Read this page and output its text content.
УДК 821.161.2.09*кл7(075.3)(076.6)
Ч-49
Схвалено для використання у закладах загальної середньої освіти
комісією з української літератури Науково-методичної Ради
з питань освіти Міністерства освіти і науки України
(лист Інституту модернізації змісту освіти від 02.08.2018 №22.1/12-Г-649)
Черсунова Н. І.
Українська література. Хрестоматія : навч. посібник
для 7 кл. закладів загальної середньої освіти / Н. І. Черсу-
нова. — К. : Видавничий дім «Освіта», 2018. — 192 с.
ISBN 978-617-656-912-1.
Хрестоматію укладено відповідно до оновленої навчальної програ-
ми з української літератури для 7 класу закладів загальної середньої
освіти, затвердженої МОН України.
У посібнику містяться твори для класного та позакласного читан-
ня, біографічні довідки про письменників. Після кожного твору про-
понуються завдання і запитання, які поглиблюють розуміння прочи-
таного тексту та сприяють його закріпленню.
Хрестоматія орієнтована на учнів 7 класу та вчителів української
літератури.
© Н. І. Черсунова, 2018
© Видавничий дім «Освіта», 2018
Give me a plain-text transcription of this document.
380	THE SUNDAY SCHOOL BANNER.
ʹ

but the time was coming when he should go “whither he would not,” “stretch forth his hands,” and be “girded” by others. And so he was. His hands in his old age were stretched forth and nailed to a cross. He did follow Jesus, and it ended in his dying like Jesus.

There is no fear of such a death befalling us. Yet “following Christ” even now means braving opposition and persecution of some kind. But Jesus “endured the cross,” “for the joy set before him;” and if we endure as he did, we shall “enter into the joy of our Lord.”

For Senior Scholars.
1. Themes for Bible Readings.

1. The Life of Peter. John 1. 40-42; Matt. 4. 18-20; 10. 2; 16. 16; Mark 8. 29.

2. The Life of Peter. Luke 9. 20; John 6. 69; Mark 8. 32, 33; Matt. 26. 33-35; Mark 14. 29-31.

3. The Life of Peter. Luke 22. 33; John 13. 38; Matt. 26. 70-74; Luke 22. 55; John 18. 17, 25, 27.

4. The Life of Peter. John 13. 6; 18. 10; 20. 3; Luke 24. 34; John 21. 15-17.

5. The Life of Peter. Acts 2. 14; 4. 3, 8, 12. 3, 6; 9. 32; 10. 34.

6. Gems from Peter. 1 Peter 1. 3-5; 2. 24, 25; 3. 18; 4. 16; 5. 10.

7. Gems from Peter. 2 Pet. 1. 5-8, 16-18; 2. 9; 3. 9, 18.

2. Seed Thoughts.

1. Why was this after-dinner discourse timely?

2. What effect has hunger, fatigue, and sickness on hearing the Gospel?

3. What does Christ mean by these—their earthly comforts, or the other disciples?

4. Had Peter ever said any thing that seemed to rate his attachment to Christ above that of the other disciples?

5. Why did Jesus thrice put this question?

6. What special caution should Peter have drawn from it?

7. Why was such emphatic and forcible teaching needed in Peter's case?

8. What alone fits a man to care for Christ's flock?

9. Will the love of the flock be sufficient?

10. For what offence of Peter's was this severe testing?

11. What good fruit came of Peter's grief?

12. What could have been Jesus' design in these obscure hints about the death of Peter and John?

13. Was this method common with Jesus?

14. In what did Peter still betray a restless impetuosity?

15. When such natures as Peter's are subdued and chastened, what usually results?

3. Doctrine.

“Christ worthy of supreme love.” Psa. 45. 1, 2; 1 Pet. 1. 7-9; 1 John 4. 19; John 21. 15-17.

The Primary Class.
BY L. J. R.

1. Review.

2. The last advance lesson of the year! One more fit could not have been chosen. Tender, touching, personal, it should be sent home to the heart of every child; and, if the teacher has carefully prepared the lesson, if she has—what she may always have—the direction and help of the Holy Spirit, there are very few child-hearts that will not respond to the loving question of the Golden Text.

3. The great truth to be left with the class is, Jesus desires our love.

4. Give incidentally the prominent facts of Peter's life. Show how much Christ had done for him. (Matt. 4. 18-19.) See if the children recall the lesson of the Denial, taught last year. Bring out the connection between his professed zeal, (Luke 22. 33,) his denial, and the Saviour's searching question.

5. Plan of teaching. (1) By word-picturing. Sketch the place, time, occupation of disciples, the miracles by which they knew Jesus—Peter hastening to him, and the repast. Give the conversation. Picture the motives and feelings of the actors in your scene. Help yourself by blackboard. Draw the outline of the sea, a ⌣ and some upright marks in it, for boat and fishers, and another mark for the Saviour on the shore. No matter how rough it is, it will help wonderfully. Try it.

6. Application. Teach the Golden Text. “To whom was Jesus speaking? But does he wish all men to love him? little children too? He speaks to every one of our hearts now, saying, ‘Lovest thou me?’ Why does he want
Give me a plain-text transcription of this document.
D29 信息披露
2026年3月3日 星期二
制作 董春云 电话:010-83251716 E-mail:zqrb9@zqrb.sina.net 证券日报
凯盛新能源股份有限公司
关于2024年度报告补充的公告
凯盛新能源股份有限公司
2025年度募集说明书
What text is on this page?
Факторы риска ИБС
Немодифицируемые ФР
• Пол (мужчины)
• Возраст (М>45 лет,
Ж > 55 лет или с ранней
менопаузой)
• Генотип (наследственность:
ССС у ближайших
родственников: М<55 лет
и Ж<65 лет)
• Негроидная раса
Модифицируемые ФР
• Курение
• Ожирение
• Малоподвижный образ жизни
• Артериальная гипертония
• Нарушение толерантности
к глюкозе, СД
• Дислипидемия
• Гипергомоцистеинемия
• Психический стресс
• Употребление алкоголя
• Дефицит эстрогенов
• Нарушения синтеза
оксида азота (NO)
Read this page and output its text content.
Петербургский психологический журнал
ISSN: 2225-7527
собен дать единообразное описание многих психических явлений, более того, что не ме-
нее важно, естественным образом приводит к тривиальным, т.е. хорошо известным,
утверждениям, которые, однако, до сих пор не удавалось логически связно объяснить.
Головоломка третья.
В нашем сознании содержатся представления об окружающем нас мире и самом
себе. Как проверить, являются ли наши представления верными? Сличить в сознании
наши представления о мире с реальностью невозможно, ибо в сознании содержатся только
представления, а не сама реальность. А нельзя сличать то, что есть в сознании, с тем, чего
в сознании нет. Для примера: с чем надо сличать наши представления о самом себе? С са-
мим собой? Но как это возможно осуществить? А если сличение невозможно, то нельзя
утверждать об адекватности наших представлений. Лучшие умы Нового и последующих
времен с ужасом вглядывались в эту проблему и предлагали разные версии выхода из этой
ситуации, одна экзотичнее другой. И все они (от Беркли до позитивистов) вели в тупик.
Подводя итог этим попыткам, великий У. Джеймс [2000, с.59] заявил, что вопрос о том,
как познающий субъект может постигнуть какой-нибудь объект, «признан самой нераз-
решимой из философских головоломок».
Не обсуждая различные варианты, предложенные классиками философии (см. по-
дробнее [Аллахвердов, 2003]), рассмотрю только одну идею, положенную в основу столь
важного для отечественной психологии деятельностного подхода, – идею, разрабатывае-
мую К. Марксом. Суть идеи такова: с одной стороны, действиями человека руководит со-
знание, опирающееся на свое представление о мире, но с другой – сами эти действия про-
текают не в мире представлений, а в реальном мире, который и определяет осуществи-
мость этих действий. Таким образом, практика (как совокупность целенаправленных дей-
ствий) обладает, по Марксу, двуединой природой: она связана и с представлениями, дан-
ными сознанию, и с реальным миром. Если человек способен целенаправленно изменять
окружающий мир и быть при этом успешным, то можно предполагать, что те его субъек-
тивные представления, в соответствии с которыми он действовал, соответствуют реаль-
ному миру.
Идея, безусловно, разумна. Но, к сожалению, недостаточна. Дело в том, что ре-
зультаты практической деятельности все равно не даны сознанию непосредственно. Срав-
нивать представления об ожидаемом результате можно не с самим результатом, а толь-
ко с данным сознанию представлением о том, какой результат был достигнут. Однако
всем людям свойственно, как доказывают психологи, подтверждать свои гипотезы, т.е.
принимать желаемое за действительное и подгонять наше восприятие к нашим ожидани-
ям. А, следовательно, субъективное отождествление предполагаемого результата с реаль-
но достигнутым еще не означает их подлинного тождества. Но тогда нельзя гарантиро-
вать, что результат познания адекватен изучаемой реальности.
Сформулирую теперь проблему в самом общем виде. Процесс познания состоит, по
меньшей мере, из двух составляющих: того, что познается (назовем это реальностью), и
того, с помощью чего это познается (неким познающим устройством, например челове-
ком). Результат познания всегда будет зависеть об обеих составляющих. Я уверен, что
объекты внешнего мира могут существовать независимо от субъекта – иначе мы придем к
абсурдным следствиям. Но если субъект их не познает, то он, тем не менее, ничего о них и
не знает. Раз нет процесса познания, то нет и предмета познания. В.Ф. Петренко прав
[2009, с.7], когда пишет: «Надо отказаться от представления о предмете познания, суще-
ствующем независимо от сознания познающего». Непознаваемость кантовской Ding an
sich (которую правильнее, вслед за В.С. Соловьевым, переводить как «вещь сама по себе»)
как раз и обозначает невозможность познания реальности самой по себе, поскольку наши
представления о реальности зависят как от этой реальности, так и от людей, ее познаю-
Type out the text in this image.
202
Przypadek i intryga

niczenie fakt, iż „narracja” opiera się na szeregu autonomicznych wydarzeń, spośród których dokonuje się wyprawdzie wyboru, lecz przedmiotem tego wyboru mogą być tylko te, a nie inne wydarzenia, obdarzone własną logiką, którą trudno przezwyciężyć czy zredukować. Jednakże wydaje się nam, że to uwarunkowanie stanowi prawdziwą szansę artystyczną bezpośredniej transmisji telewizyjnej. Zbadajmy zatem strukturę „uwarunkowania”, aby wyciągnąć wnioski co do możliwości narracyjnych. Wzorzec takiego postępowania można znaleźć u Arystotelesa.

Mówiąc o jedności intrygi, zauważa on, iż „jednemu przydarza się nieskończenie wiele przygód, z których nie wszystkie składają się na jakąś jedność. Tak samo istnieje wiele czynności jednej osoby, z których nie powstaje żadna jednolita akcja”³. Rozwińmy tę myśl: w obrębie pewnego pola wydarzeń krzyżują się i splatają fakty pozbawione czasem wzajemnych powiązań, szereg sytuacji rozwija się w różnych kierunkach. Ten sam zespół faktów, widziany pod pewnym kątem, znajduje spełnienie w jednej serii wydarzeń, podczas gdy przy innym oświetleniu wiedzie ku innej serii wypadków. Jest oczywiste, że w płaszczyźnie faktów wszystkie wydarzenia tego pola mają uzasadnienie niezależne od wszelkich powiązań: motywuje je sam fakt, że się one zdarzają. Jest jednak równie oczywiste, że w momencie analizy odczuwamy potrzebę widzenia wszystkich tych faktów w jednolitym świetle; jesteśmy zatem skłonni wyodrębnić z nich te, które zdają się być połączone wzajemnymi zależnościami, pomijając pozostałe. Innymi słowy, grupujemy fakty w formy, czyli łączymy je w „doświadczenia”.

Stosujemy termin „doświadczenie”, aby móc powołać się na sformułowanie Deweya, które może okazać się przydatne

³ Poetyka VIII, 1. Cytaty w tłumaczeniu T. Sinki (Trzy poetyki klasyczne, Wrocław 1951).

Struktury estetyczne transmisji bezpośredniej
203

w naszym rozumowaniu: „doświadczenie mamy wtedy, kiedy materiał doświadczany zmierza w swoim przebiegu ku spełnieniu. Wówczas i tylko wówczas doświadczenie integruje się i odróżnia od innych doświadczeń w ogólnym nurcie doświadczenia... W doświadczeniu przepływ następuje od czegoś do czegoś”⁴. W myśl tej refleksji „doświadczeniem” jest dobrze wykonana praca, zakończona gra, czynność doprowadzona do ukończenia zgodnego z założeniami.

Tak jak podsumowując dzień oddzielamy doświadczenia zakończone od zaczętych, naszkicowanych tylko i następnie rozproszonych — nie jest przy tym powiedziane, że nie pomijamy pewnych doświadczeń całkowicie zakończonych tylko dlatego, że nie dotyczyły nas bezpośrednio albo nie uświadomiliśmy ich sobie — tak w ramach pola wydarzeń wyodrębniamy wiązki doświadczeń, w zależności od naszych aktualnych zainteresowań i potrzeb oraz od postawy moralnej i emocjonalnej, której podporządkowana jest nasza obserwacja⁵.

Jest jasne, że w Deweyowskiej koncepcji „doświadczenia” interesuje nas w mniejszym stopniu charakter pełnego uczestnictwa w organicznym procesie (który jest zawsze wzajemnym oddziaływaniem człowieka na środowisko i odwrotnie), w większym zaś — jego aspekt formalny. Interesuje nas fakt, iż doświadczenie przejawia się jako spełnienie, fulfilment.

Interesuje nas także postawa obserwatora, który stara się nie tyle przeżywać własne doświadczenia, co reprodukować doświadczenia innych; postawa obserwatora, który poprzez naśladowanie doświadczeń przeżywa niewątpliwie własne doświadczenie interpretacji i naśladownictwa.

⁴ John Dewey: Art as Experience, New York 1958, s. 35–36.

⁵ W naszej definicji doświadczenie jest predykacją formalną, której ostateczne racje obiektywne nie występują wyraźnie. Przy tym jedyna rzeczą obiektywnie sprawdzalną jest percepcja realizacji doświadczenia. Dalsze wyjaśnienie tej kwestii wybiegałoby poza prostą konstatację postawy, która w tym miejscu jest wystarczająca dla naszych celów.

__________________________________________________

§ **What the task asks**
Of the lines above, copy each that contains "year".

§ **Task response**
2. The last advance lesson of the year! One more fit could not have been chosen. Tender, touching, personal, it should be sent home to the heart of every child; and, if the teacher has carefully prepared the lesson, if she has—what she may always have—the direction and help of the Holy Spirit, there are very few child-hearts that will not respond to the loving question of the Golden Text.
4. Give incidentally the prominent facts of Peter's life. Show how much Christ had done for him. (Matt. 4. 18-19.) See if the children recall the lesson of the Denial, taught last year. Bring out the connection between his professed zeal, (Luke 22. 33,) his denial, and the Saviour's searching question.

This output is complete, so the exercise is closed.